■ GOAL
Return the listing below in full, with every line exactly as it is.

■ STORED RECORDS
**********

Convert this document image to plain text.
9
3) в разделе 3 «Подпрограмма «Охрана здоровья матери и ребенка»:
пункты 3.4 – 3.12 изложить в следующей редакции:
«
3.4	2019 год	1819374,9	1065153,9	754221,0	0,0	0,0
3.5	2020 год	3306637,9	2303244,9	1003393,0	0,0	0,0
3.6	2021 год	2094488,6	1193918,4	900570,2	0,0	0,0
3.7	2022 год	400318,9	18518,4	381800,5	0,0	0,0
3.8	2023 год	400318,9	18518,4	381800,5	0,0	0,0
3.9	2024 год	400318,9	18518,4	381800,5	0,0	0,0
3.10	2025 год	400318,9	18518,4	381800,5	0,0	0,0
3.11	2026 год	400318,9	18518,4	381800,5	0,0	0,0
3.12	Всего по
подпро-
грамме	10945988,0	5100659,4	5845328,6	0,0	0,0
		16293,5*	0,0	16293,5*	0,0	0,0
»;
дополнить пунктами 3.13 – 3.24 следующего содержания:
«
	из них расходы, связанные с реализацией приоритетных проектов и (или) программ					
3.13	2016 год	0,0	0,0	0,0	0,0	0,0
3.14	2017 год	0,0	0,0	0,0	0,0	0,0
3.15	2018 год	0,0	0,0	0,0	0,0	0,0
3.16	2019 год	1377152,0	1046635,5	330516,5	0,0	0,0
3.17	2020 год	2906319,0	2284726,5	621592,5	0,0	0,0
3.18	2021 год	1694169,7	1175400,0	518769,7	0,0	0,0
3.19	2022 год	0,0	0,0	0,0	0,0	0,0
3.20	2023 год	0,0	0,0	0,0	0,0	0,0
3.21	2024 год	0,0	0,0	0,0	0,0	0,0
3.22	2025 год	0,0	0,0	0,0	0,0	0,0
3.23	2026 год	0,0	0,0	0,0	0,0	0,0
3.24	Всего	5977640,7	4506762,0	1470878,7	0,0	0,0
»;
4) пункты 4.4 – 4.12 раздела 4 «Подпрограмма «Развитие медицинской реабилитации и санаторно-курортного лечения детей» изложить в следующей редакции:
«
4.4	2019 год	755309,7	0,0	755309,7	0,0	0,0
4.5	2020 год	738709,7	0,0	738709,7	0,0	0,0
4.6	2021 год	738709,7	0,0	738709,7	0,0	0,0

**********

■ SOLUTION TO THIS PROBLEM
Convert this document image to plain text.
9
3) в разделе 3 «Подпрограмма «Охрана здоровья матери и ребенка»:
пункты 3.4 – 3.12 изложить в следующей редакции:
«
3.4	2019 год	1819374,9	1065153,9	754221,0	0,0	0,0
3.5	2020 год	3306637,9	2303244,9	1003393,0	0,0	0,0
3.6	2021 год	2094488,6	1193918,4	900570,2	0,0	0,0
3.7	2022 год	400318,9	18518,4	381800,5	0,0	0,0
3.8	2023 год	400318,9	18518,4	381800,5	0,0	0,0
3.9	2024 год	400318,9	18518,4	381800,5	0,0	0,0
3.10	2025 год	400318,9	18518,4	381800,5	0,0	0,0
3.11	2026 год	400318,9	18518,4	381800,5	0,0	0,0
3.12	Всего по
подпро-
грамме	10945988,0	5100659,4	5845328,6	0,0	0,0
		16293,5*	0,0	16293,5*	0,0	0,0
»;
дополнить пунктами 3.13 – 3.24 следующего содержания:
«
	из них расходы, связанные с реализацией приоритетных проектов и (или) программ					
3.13	2016 год	0,0	0,0	0,0	0,0	0,0
3.14	2017 год	0,0	0,0	0,0	0,0	0,0
3.15	2018 год	0,0	0,0	0,0	0,0	0,0
3.16	2019 год	1377152,0	1046635,5	330516,5	0,0	0,0
3.17	2020 год	2906319,0	2284726,5	621592,5	0,0	0,0
3.18	2021 год	1694169,7	1175400,0	518769,7	0,0	0,0
3.19	2022 год	0,0	0,0	0,0	0,0	0,0
3.20	2023 год	0,0	0,0	0,0	0,0	0,0
3.21	2024 год	0,0	0,0	0,0	0,0	0,0
3.22	2025 год	0,0	0,0	0,0	0,0	0,0
3.23	2026 год	0,0	0,0	0,0	0,0	0,0
3.24	Всего	5977640,7	4506762,0	1470878,7	0,0	0,0
»;
4) пункты 4.4 – 4.12 раздела 4 «Подпрограмма «Развитие медицинской реабилитации и санаторно-курортного лечения детей» изложить в следующей редакции:
«
4.4	2019 год	755309,7	0,0	755309,7	0,0	0,0
4.5	2020 год	738709,7	0,0	738709,7	0,0	0,0
4.6	2021 год	738709,7	0,0	738709,7	0,0	0,0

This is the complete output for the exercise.